(Data provided)
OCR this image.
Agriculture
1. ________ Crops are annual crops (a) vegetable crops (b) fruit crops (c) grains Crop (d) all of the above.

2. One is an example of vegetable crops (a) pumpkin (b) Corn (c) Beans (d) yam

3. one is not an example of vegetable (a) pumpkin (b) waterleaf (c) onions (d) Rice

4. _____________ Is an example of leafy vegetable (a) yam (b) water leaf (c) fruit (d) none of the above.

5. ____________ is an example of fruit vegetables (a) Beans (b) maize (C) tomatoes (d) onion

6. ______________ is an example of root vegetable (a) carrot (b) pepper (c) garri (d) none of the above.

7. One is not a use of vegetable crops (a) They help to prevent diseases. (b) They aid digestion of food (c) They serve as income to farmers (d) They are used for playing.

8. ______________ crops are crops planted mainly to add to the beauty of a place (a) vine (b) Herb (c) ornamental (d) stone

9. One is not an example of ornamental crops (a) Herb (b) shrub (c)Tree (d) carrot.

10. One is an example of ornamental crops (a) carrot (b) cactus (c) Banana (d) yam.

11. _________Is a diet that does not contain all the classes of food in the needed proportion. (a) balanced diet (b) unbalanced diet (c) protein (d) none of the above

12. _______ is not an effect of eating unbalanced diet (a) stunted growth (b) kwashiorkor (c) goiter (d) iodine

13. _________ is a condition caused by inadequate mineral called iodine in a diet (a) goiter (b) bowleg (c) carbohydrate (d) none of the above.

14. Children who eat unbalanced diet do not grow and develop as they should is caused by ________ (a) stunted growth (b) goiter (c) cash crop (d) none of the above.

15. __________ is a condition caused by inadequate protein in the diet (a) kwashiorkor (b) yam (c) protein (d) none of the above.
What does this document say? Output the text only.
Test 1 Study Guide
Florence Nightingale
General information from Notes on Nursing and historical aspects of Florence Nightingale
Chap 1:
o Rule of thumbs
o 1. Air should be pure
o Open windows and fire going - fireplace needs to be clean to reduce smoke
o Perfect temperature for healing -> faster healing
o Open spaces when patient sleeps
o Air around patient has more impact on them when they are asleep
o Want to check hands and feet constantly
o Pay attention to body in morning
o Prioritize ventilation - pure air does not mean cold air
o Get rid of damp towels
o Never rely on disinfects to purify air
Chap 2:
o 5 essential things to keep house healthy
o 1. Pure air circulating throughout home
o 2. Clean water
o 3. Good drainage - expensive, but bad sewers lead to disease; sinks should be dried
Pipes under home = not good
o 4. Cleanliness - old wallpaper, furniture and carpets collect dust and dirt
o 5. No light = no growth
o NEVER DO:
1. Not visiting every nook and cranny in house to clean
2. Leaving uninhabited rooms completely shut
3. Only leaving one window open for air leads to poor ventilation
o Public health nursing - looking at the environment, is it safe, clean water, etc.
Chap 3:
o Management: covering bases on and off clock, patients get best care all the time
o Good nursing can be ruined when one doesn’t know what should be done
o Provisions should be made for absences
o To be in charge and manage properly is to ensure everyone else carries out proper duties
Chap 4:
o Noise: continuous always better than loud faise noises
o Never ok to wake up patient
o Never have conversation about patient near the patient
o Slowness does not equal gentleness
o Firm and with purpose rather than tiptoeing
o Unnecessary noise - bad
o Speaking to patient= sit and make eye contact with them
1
(End Data provided)
● **Prompt**
Set down exactly, and only, the lines from the one containing "What does this" to the final line of the data.

● **Solved problem**
What does this document say? Output the text only.
Test 1 Study Guide
Florence Nightingale
General information from Notes on Nursing and historical aspects of Florence Nightingale
Chap 1:
o Rule of thumbs
o 1. Air should be pure
o Open windows and fire going - fireplace needs to be clean to reduce smoke
o Perfect temperature for healing -> faster healing
o Open spaces when patient sleeps
o Air around patient has more impact on them when they are asleep
o Want to check hands and feet constantly
o Pay attention to body in morning
o Prioritize ventilation - pure air does not mean cold air
o Get rid of damp towels
o Never rely on disinfects to purify air
Chap 2:
o 5 essential things to keep house healthy
o 1. Pure air circulating throughout home
o 2. Clean water
o 3. Good drainage - expensive, but bad sewers lead to disease; sinks should be dried
Pipes under home = not good
o 4. Cleanliness - old wallpaper, furniture and carpets collect dust and dirt
o 5. No light = no growth
o NEVER DO:
1. Not visiting every nook and cranny in house to clean
2. Leaving uninhabited rooms completely shut
3. Only leaving one window open for air leads to poor ventilation
o Public health nursing - looking at the environment, is it safe, clean water, etc.
Chap 3:
o Management: covering bases on and off clock, patients get best care all the time
o Good nursing can be ruined when one doesn’t know what should be done
o Provisions should be made for absences
o To be in charge and manage properly is to ensure everyone else carries out proper duties
Chap 4:
o Noise: continuous always better than loud faise noises
o Never ok to wake up patient
o Never have conversation about patient near the patient
o Slowness does not equal gentleness
o Firm and with purpose rather than tiptoeing
o Unnecessary noise - bad
o Speaking to patient= sit and make eye contact with them
1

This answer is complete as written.